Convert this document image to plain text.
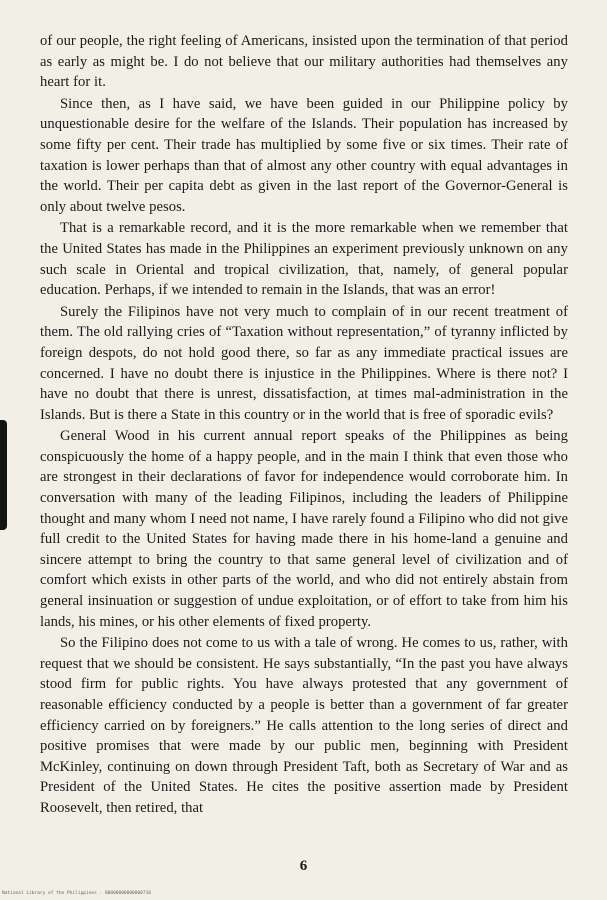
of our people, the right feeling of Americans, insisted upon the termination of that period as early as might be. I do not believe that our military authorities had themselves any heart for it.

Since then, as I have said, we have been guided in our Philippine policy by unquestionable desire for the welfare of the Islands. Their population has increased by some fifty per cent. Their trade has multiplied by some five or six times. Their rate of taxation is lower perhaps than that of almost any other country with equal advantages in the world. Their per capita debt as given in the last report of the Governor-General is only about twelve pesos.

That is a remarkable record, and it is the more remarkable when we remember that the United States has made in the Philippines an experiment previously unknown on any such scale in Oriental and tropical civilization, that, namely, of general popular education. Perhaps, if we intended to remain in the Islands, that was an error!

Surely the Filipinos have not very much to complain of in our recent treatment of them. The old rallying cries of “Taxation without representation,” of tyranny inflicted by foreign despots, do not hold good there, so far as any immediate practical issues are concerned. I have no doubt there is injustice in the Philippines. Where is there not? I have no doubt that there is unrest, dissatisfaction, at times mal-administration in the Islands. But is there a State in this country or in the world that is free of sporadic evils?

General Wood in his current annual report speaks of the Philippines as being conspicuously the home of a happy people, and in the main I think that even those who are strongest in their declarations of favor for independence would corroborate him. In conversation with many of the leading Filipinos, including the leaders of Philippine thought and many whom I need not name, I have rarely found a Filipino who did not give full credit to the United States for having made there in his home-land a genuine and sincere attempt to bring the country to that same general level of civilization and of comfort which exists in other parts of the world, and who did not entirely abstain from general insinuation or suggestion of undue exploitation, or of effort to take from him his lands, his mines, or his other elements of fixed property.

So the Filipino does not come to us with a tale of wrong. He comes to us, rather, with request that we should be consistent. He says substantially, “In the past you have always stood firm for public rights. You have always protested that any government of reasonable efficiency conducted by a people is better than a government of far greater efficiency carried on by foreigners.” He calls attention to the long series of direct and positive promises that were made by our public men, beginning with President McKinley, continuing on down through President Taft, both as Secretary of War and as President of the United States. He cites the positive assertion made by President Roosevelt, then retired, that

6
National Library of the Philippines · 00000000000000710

▸ **Exercise goal**:
Give back all entries exactly. No pictures belong in the copy.

▸ **Answer to the exercise**:
Convert this document image to plain text.
of our people, the right feeling of Americans, insisted upon the termination of that period as early as might be. I do not believe that our military authorities had themselves any heart for it.

Since then, as I have said, we have been guided in our Philippine policy by unquestionable desire for the welfare of the Islands. Their population has increased by some fifty per cent. Their trade has multiplied by some five or six times. Their rate of taxation is lower perhaps than that of almost any other country with equal advantages in the world. Their per capita debt as given in the last report of the Governor-General is only about twelve pesos.

That is a remarkable record, and it is the more remarkable when we remember that the United States has made in the Philippines an experiment previously unknown on any such scale in Oriental and tropical civilization, that, namely, of general popular education. Perhaps, if we intended to remain in the Islands, that was an error!

Surely the Filipinos have not very much to complain of in our recent treatment of them. The old rallying cries of “Taxation without representation,” of tyranny inflicted by foreign despots, do not hold good there, so far as any immediate practical issues are concerned. I have no doubt there is injustice in the Philippines. Where is there not? I have no doubt that there is unrest, dissatisfaction, at times mal-administration in the Islands. But is there a State in this country or in the world that is free of sporadic evils?

General Wood in his current annual report speaks of the Philippines as being conspicuously the home of a happy people, and in the main I think that even those who are strongest in their declarations of favor for independence would corroborate him. In conversation with many of the leading Filipinos, including the leaders of Philippine thought and many whom I need not name, I have rarely found a Filipino who did not give full credit to the United States for having made there in his home-land a genuine and sincere attempt to bring the country to that same general level of civilization and of comfort which exists in other parts of the world, and who did not entirely abstain from general insinuation or suggestion of undue exploitation, or of effort to take from him his lands, his mines, or his other elements of fixed property.

So the Filipino does not come to us with a tale of wrong. He comes to us, rather, with request that we should be consistent. He says substantially, “In the past you have always stood firm for public rights. You have always protested that any government of reasonable efficiency conducted by a people is better than a government of far greater efficiency carried on by foreigners.” He calls attention to the long series of direct and positive promises that were made by our public men, beginning with President McKinley, continuing on down through President Taft, both as Secretary of War and as President of the United States. He cites the positive assertion made by President Roosevelt, then retired, that

6
National Library of the Philippines · 00000000000000710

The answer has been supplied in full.